-- begin Material provided --

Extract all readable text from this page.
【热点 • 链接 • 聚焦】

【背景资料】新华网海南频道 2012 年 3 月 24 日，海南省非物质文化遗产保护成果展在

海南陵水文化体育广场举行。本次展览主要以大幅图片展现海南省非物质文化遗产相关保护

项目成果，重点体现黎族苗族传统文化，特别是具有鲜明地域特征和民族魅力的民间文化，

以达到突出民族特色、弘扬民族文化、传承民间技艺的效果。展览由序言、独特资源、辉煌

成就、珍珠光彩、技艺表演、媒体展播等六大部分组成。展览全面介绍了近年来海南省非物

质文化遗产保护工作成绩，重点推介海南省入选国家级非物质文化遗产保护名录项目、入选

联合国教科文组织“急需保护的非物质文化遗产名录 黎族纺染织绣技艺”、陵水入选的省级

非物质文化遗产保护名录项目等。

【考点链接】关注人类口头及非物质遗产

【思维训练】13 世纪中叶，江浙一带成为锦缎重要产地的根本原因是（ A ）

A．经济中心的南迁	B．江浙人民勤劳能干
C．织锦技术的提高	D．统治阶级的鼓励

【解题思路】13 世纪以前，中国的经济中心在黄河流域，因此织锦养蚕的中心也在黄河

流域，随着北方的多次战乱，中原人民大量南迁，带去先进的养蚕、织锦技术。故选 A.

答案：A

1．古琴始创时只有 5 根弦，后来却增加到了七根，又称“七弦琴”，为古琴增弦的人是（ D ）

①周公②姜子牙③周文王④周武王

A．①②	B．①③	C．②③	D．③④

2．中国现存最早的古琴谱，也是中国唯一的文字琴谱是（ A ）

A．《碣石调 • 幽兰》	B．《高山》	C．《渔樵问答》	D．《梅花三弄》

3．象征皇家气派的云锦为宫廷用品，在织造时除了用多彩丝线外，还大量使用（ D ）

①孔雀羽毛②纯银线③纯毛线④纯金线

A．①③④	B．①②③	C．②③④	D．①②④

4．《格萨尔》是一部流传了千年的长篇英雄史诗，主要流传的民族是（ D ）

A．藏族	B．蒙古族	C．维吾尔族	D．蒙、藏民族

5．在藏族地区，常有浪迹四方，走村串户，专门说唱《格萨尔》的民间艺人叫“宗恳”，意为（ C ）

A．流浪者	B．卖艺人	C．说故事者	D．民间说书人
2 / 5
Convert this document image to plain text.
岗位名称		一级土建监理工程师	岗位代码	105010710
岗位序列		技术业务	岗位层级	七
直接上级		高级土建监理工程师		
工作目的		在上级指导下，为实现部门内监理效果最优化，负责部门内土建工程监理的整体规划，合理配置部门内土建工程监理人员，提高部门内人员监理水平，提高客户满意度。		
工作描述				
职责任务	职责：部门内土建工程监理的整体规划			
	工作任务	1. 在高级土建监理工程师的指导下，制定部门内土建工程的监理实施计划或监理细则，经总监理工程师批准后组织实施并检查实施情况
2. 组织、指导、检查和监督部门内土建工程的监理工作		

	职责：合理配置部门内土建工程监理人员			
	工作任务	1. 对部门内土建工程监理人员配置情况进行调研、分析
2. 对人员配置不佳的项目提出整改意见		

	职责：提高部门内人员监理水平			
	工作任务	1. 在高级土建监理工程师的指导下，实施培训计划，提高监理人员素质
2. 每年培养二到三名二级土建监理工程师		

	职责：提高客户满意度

-- end Material provided --

Task objective: Extract each line from the listing above, please, and repeat it exactly.

Output:
Extract all readable text from this page.
【热点 • 链接 • 聚焦】

【背景资料】新华网海南频道 2012 年 3 月 24 日，海南省非物质文化遗产保护成果展在

海南陵水文化体育广场举行。本次展览主要以大幅图片展现海南省非物质文化遗产相关保护

项目成果，重点体现黎族苗族传统文化，特别是具有鲜明地域特征和民族魅力的民间文化，

以达到突出民族特色、弘扬民族文化、传承民间技艺的效果。展览由序言、独特资源、辉煌

成就、珍珠光彩、技艺表演、媒体展播等六大部分组成。展览全面介绍了近年来海南省非物

质文化遗产保护工作成绩，重点推介海南省入选国家级非物质文化遗产保护名录项目、入选

联合国教科文组织“急需保护的非物质文化遗产名录 黎族纺染织绣技艺”、陵水入选的省级

非物质文化遗产保护名录项目等。

【考点链接】关注人类口头及非物质遗产

【思维训练】13 世纪中叶，江浙一带成为锦缎重要产地的根本原因是（ A ）

A．经济中心的南迁	B．江浙人民勤劳能干
C．织锦技术的提高	D．统治阶级的鼓励

【解题思路】13 世纪以前，中国的经济中心在黄河流域，因此织锦养蚕的中心也在黄河

流域，随着北方的多次战乱，中原人民大量南迁，带去先进的养蚕、织锦技术。故选 A.

答案：A

1．古琴始创时只有 5 根弦，后来却增加到了七根，又称“七弦琴”，为古琴增弦的人是（ D ）

①周公②姜子牙③周文王④周武王

A．①②	B．①③	C．②③	D．③④

2．中国现存最早的古琴谱，也是中国唯一的文字琴谱是（ A ）

A．《碣石调 • 幽兰》	B．《高山》	C．《渔樵问答》	D．《梅花三弄》

3．象征皇家气派的云锦为宫廷用品，在织造时除了用多彩丝线外，还大量使用（ D ）

①孔雀羽毛②纯银线③纯毛线④纯金线

A．①③④	B．①②③	C．②③④	D．①②④

4．《格萨尔》是一部流传了千年的长篇英雄史诗，主要流传的民族是（ D ）

A．藏族	B．蒙古族	C．维吾尔族	D．蒙、藏民族

5．在藏族地区，常有浪迹四方，走村串户，专门说唱《格萨尔》的民间艺人叫“宗恳”，意为（ C ）

A．流浪者	B．卖艺人	C．说故事者	D．民间说书人
2 / 5
Convert this document image to plain text.
岗位名称		一级土建监理工程师	岗位代码	105010710
岗位序列		技术业务	岗位层级	七
直接上级		高级土建监理工程师		
工作目的		在上级指导下，为实现部门内监理效果最优化，负责部门内土建工程监理的整体规划，合理配置部门内土建工程监理人员，提高部门内人员监理水平，提高客户满意度。		
工作描述				
职责任务	职责：部门内土建工程监理的整体规划			
	工作任务	1. 在高级土建监理工程师的指导下，制定部门内土建工程的监理实施计划或监理细则，经总监理工程师批准后组织实施并检查实施情况
2. 组织、指导、检查和监督部门内土建工程的监理工作		

	职责：合理配置部门内土建工程监理人员			
	工作任务	1. 对部门内土建工程监理人员配置情况进行调研、分析
2. 对人员配置不佳的项目提出整改意见		

	职责：提高部门内人员监理水平			
	工作任务	1. 在高级土建监理工程师的指导下，实施培训计划，提高监理人员素质
2. 每年培养二到三名二级土建监理工程师		

	职责：提高客户满意度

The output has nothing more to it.